◆ **The request**: Transcribe the full listing below exactly.

◆ **Excerpts from a figure dataset**:
┌────────
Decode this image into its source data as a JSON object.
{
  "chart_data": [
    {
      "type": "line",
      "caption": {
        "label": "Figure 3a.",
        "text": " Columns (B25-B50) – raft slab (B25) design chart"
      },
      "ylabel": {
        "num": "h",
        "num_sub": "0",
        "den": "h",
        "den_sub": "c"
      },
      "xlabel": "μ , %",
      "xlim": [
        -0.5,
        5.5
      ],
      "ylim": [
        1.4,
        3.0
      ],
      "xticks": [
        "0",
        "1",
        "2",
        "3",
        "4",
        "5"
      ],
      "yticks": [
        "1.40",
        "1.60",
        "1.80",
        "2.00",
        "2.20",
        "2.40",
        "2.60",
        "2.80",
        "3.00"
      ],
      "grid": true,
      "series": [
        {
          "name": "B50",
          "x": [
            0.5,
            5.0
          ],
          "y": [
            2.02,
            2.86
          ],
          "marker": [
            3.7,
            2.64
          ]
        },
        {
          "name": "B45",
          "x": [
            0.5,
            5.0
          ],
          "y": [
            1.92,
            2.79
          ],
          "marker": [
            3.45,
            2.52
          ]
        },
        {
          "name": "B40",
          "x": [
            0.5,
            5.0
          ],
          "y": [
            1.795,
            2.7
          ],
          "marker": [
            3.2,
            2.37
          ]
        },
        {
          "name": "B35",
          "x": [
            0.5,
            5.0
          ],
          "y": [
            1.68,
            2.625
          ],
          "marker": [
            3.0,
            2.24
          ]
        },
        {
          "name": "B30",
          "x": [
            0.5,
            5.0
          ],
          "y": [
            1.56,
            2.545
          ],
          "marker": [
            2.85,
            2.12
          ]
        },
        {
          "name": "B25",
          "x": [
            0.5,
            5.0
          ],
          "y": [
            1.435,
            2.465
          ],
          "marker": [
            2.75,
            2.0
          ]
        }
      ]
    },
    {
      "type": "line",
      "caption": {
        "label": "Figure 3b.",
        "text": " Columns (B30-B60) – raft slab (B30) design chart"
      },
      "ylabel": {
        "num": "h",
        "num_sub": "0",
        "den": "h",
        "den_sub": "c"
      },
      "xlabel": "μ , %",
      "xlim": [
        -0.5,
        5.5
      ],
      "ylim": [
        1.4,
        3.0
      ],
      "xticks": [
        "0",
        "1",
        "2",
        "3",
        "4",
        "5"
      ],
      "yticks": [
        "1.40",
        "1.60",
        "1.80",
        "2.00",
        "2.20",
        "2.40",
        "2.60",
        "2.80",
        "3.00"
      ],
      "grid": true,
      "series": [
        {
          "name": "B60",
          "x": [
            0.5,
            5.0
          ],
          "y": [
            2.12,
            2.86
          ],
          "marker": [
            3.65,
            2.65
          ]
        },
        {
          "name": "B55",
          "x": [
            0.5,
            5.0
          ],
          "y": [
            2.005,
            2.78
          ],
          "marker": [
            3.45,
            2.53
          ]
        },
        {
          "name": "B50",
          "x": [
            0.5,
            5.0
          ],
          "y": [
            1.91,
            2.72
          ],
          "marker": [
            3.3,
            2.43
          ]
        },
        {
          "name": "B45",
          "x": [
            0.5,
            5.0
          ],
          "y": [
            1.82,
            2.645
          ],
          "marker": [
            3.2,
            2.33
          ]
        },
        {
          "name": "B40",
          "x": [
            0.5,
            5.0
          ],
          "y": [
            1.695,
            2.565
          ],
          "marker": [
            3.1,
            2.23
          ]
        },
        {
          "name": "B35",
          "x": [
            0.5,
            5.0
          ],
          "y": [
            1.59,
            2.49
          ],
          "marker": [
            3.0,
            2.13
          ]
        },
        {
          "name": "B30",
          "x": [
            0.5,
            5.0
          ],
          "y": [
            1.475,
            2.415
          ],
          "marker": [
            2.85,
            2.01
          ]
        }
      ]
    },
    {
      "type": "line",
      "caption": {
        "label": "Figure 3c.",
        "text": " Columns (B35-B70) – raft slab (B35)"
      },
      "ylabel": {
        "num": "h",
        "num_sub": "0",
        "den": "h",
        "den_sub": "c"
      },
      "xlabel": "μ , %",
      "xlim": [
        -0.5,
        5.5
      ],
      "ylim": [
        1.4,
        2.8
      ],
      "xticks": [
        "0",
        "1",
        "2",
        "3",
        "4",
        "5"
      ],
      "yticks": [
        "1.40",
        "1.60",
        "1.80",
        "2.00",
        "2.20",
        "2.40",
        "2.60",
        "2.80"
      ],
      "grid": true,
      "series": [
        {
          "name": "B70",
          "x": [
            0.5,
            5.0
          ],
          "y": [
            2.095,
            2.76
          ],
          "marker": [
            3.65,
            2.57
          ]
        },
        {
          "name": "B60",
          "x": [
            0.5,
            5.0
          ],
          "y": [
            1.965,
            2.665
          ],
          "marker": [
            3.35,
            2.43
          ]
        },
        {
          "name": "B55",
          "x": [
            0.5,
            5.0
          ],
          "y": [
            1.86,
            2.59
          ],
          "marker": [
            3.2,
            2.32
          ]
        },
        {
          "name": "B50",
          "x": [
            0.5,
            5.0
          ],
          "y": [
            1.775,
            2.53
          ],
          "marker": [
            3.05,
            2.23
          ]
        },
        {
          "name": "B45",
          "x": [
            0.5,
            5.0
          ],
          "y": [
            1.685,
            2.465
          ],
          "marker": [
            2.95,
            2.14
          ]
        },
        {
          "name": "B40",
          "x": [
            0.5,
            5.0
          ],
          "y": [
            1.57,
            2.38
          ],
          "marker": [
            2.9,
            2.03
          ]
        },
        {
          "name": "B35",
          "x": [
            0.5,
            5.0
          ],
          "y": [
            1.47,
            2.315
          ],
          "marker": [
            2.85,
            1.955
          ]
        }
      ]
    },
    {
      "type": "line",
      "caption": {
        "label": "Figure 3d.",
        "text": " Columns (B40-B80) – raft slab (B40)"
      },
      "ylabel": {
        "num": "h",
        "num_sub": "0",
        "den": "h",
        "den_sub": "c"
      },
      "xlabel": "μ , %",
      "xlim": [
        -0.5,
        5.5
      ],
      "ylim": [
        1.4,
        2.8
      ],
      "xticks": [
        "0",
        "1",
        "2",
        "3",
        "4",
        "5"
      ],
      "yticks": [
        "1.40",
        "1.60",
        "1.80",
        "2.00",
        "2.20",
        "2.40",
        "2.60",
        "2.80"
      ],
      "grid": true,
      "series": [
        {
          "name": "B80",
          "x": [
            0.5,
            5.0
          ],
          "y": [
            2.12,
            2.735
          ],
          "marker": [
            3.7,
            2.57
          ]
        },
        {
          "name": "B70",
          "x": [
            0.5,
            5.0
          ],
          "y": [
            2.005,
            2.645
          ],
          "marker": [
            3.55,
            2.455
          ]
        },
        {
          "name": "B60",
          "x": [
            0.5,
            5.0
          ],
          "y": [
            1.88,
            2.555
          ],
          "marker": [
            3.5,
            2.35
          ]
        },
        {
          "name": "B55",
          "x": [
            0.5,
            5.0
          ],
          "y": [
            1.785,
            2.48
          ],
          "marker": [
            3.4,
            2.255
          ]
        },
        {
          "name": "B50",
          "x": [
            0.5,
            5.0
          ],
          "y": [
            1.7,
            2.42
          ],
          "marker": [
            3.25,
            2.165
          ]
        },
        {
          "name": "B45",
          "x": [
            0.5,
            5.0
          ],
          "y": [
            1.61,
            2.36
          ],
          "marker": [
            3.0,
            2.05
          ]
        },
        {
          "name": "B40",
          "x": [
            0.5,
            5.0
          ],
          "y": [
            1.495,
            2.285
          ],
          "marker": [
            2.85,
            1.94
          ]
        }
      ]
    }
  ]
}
└────────
◆ **Exercise solution**:
Decode this image into its source data as a JSON object.
{
  "chart_data": [
    {
      "type": "line",
      "caption": {
        "label": "Figure 3a.",
        "text": " Columns (B25-B50) – raft slab (B25) design chart"
      },
      "ylabel": {
        "num": "h",
        "num_sub": "0",
        "den": "h",
        "den_sub": "c"
      },
      "xlabel": "μ , %",
      "xlim": [
        -0.5,
        5.5
      ],
      "ylim": [
        1.4,
        3.0
      ],
      "xticks": [
        "0",
        "1",
        "2",
        "3",
        "4",
        "5"
      ],
      "yticks": [
        "1.40",
        "1.60",
        "1.80",
        "2.00",
        "2.20",
        "2.40",
        "2.60",
        "2.80",
        "3.00"
      ],
      "grid": true,
      "series": [
        {
          "name": "B50",
          "x": [
            0.5,
            5.0
          ],
          "y": [
            2.02,
            2.86
          ],
          "marker": [
            3.7,
            2.64
          ]
        },
        {
          "name": "B45",
          "x": [
            0.5,
            5.0
          ],
          "y": [
            1.92,
            2.79
          ],
          "marker": [
            3.45,
            2.52
          ]
        },
        {
          "name": "B40",
          "x": [
            0.5,
            5.0
          ],
          "y": [
            1.795,
            2.7
          ],
          "marker": [
            3.2,
            2.37
          ]
        },
        {
          "name": "B35",
          "x": [
            0.5,
            5.0
          ],
          "y": [
            1.68,
            2.625
          ],
          "marker": [
            3.0,
            2.24
          ]
        },
        {
          "name": "B30",
          "x": [
            0.5,
            5.0
          ],
          "y": [
            1.56,
            2.545
          ],
          "marker": [
            2.85,
            2.12
          ]
        },
        {
          "name": "B25",
          "x": [
            0.5,
            5.0
          ],
          "y": [
            1.435,
            2.465
          ],
          "marker": [
            2.75,
            2.0
          ]
        }
      ]
    },
    {
      "type": "line",
      "caption": {
        "label": "Figure 3b.",
        "text": " Columns (B30-B60) – raft slab (B30) design chart"
      },
      "ylabel": {
        "num": "h",
        "num_sub": "0",
        "den": "h",
        "den_sub": "c"
      },
      "xlabel": "μ , %",
      "xlim": [
        -0.5,
        5.5
      ],
      "ylim": [
        1.4,
        3.0
      ],
      "xticks": [
        "0",
        "1",
        "2",
        "3",
        "4",
        "5"
      ],
      "yticks": [
        "1.40",
        "1.60",
        "1.80",
        "2.00",
        "2.20",
        "2.40",
        "2.60",
        "2.80",
        "3.00"
      ],
      "grid": true,
      "series": [
        {
          "name": "B60",
          "x": [
            0.5,
            5.0
          ],
          "y": [
            2.12,
            2.86
          ],
          "marker": [
            3.65,
            2.65
          ]
        },
        {
          "name": "B55",
          "x": [
            0.5,
            5.0
          ],
          "y": [
            2.005,
            2.78
          ],
          "marker": [
            3.45,
            2.53
          ]
        },
        {
          "name": "B50",
          "x": [
            0.5,
            5.0
          ],
          "y": [
            1.91,
            2.72
          ],
          "marker": [
            3.3,
            2.43
          ]
        },
        {
          "name": "B45",
          "x": [
            0.5,
            5.0
          ],
          "y": [
            1.82,
            2.645
          ],
          "marker": [
            3.2,
            2.33
          ]
        },
        {
          "name": "B40",
          "x": [
            0.5,
            5.0
          ],
          "y": [
            1.695,
            2.565
          ],
          "marker": [
            3.1,
            2.23
          ]
        },
        {
          "name": "B35",
          "x": [
            0.5,
            5.0
          ],
          "y": [
            1.59,
            2.49
          ],
          "marker": [
            3.0,
            2.13
          ]
        },
        {
          "name": "B30",
          "x": [
            0.5,
            5.0
          ],
          "y": [
            1.475,
            2.415
          ],
          "marker": [
            2.85,
            2.01
          ]
        }
      ]
    },
    {
      "type": "line",
      "caption": {
        "label": "Figure 3c.",
        "text": " Columns (B35-B70) – raft slab (B35)"
      },
      "ylabel": {
        "num": "h",
        "num_sub": "0",
        "den": "h",
        "den_sub": "c"
      },
      "xlabel": "μ , %",
      "xlim": [
        -0.5,
        5.5
      ],
      "ylim": [
        1.4,
        2.8
      ],
      "xticks": [
        "0",
        "1",
        "2",
        "3",
        "4",
        "5"
      ],
      "yticks": [
        "1.40",
        "1.60",
        "1.80",
        "2.00",
        "2.20",
        "2.40",
        "2.60",
        "2.80"
      ],
      "grid": true,
      "series": [
        {
          "name": "B70",
          "x": [
            0.5,
            5.0
          ],
          "y": [
            2.095,
            2.76
          ],
          "marker": [
            3.65,
            2.57
          ]
        },
        {
          "name": "B60",
          "x": [
            0.5,
            5.0
          ],
          "y": [
            1.965,
            2.665
          ],
          "marker": [
            3.35,
            2.43
          ]
        },
        {
          "name": "B55",
          "x": [
            0.5,
            5.0
          ],
          "y": [
            1.86,
            2.59
          ],
          "marker": [
            3.2,
            2.32
          ]
        },
        {
          "name": "B50",
          "x": [
            0.5,
            5.0
          ],
          "y": [
            1.775,
            2.53
          ],
          "marker": [
            3.05,
            2.23
          ]
        },
        {
          "name": "B45",
          "x": [
            0.5,
            5.0
          ],
          "y": [
            1.685,
            2.465
          ],
          "marker": [
            2.95,
            2.14
          ]
        },
        {
          "name": "B40",
          "x": [
            0.5,
            5.0
          ],
          "y": [
            1.57,
            2.38
          ],
          "marker": [
            2.9,
            2.03
          ]
        },
        {
          "name": "B35",
          "x": [
            0.5,
            5.0
          ],
          "y": [
            1.47,
            2.315
          ],
          "marker": [
            2.85,
            1.955
          ]
        }
      ]
    },
    {
      "type": "line",
      "caption": {
        "label": "Figure 3d.",
        "text": " Columns (B40-B80) – raft slab (B40)"
      },
      "ylabel": {
        "num": "h",
        "num_sub": "0",
        "den": "h",
        "den_sub": "c"
      },
      "xlabel": "μ , %",
      "xlim": [
        -0.5,
        5.5
      ],
      "ylim": [
        1.4,
        2.8
      ],
      "xticks": [
        "0",
        "1",
        "2",
        "3",
        "4",
        "5"
      ],
      "yticks": [
        "1.40",
        "1.60",
        "1.80",
        "2.00",
        "2.20",
        "2.40",
        "2.60",
        "2.80"
      ],
      "grid": true,
      "series": [
        {
          "name": "B80",
          "x": [
            0.5,
            5.0
          ],
          "y": [
            2.12,
            2.735
          ],
          "marker": [
            3.7,
            2.57
          ]
        },
        {
          "name": "B70",
          "x": [
            0.5,
            5.0
          ],
          "y": [
            2.005,
            2.645
          ],
          "marker": [
            3.55,
            2.455
          ]
        },
        {
          "name": "B60",
          "x": [
            0.5,
            5.0
          ],
          "y": [
            1.88,
            2.555
          ],
          "marker": [
            3.5,
            2.35
          ]
        },
        {
          "name": "B55",
          "x": [
            0.5,
            5.0
          ],
          "y": [
            1.785,
            2.48
          ],
          "marker": [
            3.4,
            2.255
          ]
        },
        {
          "name": "B50",
          "x": [
            0.5,
            5.0
          ],
          "y": [
            1.7,
            2.42
          ],
          "marker": [
            3.25,
            2.165
          ]
        },
        {
          "name": "B45",
          "x": [
            0.5,
            5.0
          ],
          "y": [
            1.61,
            2.36
          ],
          "marker": [
            3.0,
            2.05
          ]
        },
        {
          "name": "B40",
          "x": [
            0.5,
            5.0
          ],
          "y": [
            1.495,
            2.285
          ],
          "marker": [
            2.85,
            1.94
          ]
        }
      ]
    }
  ]
}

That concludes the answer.